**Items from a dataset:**
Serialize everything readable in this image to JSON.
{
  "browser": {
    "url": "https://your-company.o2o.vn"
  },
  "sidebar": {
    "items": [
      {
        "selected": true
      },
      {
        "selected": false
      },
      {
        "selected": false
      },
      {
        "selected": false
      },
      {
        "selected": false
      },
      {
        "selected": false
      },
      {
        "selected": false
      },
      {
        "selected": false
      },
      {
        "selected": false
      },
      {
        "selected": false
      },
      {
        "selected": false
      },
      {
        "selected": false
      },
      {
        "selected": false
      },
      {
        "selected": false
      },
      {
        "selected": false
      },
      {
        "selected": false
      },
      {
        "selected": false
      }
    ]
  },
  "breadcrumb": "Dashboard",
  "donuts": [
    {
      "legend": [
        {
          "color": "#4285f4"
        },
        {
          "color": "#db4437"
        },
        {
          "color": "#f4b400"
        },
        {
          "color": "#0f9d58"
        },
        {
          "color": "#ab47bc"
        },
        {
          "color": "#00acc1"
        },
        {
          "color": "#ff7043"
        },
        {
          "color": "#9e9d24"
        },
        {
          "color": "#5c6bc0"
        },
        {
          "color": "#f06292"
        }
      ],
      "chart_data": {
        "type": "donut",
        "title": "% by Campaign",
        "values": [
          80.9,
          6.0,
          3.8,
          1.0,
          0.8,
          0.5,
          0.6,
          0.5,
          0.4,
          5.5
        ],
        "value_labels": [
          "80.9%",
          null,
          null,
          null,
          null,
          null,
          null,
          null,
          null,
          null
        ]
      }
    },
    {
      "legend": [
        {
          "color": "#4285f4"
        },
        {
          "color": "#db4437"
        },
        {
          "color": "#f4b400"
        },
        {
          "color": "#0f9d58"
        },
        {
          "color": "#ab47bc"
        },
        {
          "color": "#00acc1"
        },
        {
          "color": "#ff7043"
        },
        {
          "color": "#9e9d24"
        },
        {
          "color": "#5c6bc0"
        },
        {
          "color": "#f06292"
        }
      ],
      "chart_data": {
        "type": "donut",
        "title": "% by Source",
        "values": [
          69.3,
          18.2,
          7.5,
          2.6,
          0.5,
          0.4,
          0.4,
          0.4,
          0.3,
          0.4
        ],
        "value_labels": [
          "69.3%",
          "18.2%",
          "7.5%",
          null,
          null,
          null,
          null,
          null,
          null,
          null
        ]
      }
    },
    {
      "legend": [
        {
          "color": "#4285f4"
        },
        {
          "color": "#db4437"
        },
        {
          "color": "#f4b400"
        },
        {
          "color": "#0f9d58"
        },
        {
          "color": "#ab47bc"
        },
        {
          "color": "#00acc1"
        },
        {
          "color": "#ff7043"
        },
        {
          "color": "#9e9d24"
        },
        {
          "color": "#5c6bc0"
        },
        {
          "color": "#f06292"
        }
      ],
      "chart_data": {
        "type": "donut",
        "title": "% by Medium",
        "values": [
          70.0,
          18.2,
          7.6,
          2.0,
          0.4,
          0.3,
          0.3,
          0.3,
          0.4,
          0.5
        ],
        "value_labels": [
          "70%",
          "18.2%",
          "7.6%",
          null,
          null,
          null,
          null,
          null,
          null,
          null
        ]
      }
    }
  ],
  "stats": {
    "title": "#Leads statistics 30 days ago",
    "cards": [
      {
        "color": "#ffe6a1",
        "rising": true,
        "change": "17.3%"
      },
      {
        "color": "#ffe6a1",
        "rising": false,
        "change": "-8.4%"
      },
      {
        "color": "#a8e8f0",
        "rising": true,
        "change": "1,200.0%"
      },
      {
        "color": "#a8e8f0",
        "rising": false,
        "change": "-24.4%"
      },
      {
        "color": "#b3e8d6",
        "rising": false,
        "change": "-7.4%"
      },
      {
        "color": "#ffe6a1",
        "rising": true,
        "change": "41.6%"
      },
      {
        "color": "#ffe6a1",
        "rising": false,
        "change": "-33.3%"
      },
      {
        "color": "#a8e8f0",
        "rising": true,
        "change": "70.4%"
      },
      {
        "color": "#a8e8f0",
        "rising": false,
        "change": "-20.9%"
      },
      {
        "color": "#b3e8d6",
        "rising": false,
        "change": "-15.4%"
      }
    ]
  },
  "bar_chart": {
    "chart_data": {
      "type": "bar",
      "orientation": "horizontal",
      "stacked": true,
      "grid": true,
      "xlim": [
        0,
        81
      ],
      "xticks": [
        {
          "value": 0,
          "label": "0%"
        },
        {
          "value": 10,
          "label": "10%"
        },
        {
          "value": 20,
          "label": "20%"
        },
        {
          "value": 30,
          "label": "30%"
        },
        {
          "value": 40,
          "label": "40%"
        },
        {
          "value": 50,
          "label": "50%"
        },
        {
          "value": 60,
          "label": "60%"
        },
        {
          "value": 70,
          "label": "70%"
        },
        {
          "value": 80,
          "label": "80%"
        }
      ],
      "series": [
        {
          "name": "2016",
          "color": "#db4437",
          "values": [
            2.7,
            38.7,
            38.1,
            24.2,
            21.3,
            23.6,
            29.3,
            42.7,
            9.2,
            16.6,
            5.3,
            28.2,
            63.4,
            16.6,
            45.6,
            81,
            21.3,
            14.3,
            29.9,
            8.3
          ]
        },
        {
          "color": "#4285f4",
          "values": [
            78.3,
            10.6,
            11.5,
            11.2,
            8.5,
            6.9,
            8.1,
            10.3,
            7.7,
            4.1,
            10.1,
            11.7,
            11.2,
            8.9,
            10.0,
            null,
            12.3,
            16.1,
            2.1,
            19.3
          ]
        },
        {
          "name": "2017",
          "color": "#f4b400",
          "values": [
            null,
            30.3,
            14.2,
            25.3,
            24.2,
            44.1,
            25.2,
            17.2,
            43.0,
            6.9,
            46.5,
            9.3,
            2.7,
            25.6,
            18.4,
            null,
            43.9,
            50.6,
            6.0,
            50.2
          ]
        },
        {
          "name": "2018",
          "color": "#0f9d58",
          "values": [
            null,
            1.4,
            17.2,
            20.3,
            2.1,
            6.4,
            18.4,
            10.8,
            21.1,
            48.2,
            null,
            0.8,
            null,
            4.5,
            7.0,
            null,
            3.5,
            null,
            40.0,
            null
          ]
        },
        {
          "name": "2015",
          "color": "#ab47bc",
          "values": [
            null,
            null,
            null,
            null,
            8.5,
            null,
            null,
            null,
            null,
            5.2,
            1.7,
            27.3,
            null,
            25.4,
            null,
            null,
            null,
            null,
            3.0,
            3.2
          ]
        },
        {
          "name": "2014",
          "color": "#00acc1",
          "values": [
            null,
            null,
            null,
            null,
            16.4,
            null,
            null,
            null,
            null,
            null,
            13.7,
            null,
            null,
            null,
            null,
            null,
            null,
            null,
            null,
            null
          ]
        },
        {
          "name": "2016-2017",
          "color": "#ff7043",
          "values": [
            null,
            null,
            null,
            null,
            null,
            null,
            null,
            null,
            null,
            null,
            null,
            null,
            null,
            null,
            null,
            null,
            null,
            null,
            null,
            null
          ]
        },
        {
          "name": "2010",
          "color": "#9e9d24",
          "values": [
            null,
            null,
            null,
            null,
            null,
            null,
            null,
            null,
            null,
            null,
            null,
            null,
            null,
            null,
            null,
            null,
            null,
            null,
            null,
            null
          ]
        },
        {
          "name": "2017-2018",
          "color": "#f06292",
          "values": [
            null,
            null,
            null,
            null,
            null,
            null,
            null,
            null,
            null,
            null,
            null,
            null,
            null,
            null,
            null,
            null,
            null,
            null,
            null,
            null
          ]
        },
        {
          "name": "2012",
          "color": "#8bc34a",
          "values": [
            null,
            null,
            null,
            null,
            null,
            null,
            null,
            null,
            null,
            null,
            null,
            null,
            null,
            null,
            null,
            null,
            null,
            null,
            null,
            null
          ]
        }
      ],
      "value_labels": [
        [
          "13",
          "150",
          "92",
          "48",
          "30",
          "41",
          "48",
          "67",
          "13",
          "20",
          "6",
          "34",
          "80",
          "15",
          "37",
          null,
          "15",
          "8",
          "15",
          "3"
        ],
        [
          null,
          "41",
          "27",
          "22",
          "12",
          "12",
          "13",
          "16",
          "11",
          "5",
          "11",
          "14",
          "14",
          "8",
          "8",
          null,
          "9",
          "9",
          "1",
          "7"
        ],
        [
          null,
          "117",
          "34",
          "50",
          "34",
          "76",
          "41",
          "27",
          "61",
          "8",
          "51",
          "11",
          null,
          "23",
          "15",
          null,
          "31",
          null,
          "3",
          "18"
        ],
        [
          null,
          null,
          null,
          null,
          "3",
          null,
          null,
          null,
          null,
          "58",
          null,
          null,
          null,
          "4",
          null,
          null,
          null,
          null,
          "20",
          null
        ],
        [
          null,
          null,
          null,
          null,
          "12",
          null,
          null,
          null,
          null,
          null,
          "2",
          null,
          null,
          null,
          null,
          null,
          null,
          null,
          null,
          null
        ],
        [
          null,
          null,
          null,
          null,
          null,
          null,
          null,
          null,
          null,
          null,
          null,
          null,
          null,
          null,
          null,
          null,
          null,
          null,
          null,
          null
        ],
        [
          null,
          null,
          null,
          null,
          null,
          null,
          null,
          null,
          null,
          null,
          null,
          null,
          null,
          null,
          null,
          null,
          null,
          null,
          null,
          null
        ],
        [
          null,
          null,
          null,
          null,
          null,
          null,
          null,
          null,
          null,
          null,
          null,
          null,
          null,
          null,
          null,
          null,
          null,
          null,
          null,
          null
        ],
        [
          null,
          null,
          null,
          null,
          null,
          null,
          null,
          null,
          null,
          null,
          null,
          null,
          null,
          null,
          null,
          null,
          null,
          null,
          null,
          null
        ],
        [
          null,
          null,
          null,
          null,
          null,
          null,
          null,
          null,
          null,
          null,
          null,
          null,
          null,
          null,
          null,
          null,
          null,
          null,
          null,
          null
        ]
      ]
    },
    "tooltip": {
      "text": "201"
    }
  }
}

**WHAT TO DO:** Count how many lines in the data above hold the string "title", and give the number with no other words.

**CORRECT RESULT:** 4